== SOURCE DOCUMENT

KKR has agreed to buy holiday park group Roompot for a rumoured €1bn, purchasing the group for its core investments strategy.
Roompot, which owns and operates 33 parks in the Netherlands, Germany and Belgium, said that it was looking to further international growth, driven by domestic tourism.
KKR acquired the company from PAI Partners, where Roompot was stablemates with B&B Hotels. PAI took control of the group in 2016 from Gilde Buy Out Partners, BNP Paribas Fortis, the management of Roompot and the founder Henk van Koeveringe.
PAI said that it had invested in upgrading and expanding its accommodations and opening new parks, developing digital marketing and distribution platform, increased real estate ownership and grown revenue and Ebitda at double digit growth rates. The company now welcomes three million guests and 13 million overnight stays each year, generating revenues of almost €400m.

====

### THE TASK
Echo the Roompot acquisition text word for word from "Roompot, which owns" to "Henk van Koeveringe.". Use only the text about KKR's purchase of Roompot.

== DATA SUPPLIED

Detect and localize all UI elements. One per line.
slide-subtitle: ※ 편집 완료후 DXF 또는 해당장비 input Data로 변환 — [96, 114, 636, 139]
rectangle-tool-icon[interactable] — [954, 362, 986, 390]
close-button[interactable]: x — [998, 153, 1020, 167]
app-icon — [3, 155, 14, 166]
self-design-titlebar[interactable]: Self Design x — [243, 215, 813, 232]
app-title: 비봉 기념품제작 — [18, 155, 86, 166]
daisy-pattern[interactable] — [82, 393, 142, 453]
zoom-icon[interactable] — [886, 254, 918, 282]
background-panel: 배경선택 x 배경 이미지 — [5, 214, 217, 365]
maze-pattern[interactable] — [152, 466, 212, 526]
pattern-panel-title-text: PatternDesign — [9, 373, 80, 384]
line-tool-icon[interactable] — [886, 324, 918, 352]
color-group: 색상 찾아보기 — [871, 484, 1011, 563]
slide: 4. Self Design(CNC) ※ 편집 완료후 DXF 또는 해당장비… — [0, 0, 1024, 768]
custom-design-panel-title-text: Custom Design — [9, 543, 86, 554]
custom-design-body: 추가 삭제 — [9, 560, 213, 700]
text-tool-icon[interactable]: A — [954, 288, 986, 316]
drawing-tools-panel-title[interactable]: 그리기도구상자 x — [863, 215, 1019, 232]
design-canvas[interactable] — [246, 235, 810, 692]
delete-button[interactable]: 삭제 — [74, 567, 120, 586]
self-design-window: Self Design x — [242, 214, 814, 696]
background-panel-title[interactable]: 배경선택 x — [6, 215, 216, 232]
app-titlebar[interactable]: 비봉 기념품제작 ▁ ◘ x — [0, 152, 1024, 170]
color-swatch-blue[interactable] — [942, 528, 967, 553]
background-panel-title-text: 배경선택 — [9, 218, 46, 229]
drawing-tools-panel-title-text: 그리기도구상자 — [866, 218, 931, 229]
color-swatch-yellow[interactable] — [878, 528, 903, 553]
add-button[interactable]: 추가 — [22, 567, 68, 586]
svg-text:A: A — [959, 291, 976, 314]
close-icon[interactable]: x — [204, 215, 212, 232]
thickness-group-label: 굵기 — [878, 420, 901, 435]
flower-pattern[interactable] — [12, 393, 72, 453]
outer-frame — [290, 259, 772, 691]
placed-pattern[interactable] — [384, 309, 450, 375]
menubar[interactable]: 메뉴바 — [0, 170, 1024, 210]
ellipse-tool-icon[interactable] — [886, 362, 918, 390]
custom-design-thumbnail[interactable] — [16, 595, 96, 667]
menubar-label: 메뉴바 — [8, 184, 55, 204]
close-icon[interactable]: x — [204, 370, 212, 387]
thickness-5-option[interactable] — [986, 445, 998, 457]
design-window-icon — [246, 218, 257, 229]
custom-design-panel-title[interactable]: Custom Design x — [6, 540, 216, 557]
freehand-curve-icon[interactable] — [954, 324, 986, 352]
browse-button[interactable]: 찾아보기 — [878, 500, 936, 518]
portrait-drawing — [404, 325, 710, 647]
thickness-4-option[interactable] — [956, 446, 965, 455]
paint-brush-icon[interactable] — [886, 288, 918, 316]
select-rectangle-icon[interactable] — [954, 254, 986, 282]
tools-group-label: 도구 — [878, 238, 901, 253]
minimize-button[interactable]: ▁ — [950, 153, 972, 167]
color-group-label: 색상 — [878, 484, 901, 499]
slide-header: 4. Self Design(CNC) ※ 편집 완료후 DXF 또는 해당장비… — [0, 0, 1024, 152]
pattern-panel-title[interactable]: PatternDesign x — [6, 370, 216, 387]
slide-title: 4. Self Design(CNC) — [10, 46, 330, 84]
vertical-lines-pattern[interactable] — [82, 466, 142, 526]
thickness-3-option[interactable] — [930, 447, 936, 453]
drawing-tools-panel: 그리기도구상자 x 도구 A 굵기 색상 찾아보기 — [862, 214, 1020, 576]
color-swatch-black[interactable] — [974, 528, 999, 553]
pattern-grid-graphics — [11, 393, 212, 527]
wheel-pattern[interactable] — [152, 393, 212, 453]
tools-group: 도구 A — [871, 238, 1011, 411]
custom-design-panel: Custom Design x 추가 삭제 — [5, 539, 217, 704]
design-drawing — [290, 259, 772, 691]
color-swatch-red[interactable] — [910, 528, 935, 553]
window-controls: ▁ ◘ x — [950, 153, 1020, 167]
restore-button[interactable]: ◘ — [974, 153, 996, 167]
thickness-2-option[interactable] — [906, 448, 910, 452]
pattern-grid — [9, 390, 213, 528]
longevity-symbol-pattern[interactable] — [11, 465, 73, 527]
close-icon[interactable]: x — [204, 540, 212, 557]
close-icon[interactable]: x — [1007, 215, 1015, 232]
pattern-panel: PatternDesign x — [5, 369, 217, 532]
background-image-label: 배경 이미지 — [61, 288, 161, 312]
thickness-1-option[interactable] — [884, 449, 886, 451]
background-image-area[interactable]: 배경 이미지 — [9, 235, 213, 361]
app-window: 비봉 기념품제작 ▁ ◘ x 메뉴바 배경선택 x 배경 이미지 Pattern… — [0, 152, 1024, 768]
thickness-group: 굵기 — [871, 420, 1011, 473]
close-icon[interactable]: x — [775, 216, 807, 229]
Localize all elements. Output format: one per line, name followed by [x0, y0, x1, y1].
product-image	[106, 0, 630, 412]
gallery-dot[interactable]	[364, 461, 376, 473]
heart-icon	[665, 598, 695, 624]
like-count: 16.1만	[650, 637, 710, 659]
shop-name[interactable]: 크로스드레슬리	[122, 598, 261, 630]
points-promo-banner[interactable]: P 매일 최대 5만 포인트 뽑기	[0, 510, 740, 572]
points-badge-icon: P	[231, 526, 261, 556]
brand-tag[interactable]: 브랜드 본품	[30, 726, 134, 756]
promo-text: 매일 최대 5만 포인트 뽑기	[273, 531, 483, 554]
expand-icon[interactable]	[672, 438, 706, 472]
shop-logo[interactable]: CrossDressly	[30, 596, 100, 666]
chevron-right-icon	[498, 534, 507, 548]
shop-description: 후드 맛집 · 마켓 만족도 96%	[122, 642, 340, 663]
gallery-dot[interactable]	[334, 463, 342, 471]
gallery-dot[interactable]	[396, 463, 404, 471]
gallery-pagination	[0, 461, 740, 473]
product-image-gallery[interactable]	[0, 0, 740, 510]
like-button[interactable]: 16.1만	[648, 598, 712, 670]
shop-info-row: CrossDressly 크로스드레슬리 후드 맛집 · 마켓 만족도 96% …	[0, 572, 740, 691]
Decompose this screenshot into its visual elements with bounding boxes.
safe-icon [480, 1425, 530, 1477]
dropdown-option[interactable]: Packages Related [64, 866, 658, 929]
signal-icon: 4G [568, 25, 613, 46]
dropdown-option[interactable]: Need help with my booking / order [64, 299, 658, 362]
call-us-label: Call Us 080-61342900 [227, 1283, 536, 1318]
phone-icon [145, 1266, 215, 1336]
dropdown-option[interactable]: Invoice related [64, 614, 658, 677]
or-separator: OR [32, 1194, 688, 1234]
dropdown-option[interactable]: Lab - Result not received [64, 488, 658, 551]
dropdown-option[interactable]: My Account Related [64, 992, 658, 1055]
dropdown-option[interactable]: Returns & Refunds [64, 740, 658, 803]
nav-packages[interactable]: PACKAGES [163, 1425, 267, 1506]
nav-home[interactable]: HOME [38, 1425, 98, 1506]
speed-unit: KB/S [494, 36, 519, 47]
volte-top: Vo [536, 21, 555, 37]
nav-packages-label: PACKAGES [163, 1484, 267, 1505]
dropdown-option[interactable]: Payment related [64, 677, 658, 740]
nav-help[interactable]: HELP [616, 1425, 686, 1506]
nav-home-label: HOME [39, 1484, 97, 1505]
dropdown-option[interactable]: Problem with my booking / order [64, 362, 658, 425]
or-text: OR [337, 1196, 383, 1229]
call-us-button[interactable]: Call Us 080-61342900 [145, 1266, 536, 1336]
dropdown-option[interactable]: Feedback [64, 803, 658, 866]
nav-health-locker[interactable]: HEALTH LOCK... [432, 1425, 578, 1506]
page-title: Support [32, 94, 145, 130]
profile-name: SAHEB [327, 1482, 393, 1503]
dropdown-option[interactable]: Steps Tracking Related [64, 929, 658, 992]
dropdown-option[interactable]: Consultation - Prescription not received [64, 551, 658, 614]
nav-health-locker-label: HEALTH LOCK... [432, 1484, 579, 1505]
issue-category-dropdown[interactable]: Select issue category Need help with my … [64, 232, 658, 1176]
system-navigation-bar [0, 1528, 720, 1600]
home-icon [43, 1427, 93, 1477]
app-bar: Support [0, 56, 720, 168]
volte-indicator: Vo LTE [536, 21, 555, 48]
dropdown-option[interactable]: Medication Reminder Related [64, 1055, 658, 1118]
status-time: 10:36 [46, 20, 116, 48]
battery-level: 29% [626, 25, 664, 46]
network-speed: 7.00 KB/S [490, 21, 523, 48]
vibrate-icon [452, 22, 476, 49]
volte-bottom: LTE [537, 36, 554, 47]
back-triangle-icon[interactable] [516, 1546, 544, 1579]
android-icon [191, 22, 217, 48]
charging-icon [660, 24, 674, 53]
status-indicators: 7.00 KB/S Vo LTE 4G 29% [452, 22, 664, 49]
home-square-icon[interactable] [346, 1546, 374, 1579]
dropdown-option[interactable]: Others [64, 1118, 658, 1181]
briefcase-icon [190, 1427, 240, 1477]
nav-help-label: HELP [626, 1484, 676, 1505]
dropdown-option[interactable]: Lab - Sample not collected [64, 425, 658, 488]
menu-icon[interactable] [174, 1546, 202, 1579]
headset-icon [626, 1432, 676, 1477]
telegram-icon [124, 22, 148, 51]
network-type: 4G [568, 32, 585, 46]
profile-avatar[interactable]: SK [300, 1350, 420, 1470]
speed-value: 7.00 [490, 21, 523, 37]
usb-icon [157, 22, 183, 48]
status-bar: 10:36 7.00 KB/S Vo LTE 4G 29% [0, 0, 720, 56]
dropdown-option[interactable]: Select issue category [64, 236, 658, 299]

====

### WRITTEN RESPONSE
Roompot, which owns and operates 33 parks in the Netherlands, Germany and Belgium, said that it was looking to further international growth, driven by domestic tourism.
KKR acquired the company from PAI Partners, where Roompot was stablemates with B&B Hotels. PAI took control of the group in 2016 from Gilde Buy Out Partners, BNP Paribas Fortis, the management of Roompot and the founder Henk van Koeveringe.